Task directions:
Your task is to transcribe the data in full.

Task data:

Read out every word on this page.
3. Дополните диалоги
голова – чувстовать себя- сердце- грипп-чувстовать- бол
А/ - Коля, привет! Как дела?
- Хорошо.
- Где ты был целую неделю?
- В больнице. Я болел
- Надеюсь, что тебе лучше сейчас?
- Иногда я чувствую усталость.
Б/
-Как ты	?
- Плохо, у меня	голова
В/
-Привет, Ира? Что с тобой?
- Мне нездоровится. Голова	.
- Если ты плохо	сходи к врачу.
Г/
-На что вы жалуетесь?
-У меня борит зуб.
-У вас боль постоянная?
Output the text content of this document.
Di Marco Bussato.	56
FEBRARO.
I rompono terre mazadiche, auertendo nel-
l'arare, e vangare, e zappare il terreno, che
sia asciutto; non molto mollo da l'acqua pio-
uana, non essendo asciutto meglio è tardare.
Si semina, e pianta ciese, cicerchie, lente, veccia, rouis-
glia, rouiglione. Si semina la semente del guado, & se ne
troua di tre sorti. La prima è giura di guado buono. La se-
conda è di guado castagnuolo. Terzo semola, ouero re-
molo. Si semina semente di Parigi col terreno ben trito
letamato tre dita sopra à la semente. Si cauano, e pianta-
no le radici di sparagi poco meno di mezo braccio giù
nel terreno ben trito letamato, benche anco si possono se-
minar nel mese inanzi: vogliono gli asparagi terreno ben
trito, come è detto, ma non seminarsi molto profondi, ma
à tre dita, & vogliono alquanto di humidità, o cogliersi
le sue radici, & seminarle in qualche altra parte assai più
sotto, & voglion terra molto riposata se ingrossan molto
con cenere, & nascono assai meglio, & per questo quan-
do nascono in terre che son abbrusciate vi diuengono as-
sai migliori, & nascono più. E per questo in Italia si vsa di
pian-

Full output:
Read out every word on this page.
3. Дополните диалоги
голова – чувстовать себя- сердце- грипп-чувстовать- бол
А/ - Коля, привет! Как дела?
- Хорошо.
- Где ты был целую неделю?
- В больнице. Я болел
- Надеюсь, что тебе лучше сейчас?
- Иногда я чувствую усталость.
Б/
-Как ты	?
- Плохо, у меня	голова
В/
-Привет, Ира? Что с тобой?
- Мне нездоровится. Голова	.
- Если ты плохо	сходи к врачу.
Г/
-На что вы жалуетесь?
-У меня борит зуб.
-У вас боль постоянная?
Output the text content of this document.
Di Marco Bussato.	56
FEBRARO.
I rompono terre mazadiche, auertendo nel-
l'arare, e vangare, e zappare il terreno, che
sia asciutto; non molto mollo da l'acqua pio-
uana, non essendo asciutto meglio è tardare.
Si semina, e pianta ciese, cicerchie, lente, veccia, rouis-
glia, rouiglione. Si semina la semente del guado, & se ne
troua di tre sorti. La prima è giura di guado buono. La se-
conda è di guado castagnuolo. Terzo semola, ouero re-
molo. Si semina semente di Parigi col terreno ben trito
letamato tre dita sopra à la semente. Si cauano, e pianta-
no le radici di sparagi poco meno di mezo braccio giù
nel terreno ben trito letamato, benche anco si possono se-
minar nel mese inanzi: vogliono gli asparagi terreno ben
trito, come è detto, ma non seminarsi molto profondi, ma
à tre dita, & vogliono alquanto di humidità, o cogliersi
le sue radici, & seminarle in qualche altra parte assai più
sotto, & voglion terra molto riposata se ingrossan molto
con cenere, & nascono assai meglio, & per questo quan-
do nascono in terre che son abbrusciate vi diuengono as-
sai migliori, & nascono più. E per questo in Italia si vsa di
pian-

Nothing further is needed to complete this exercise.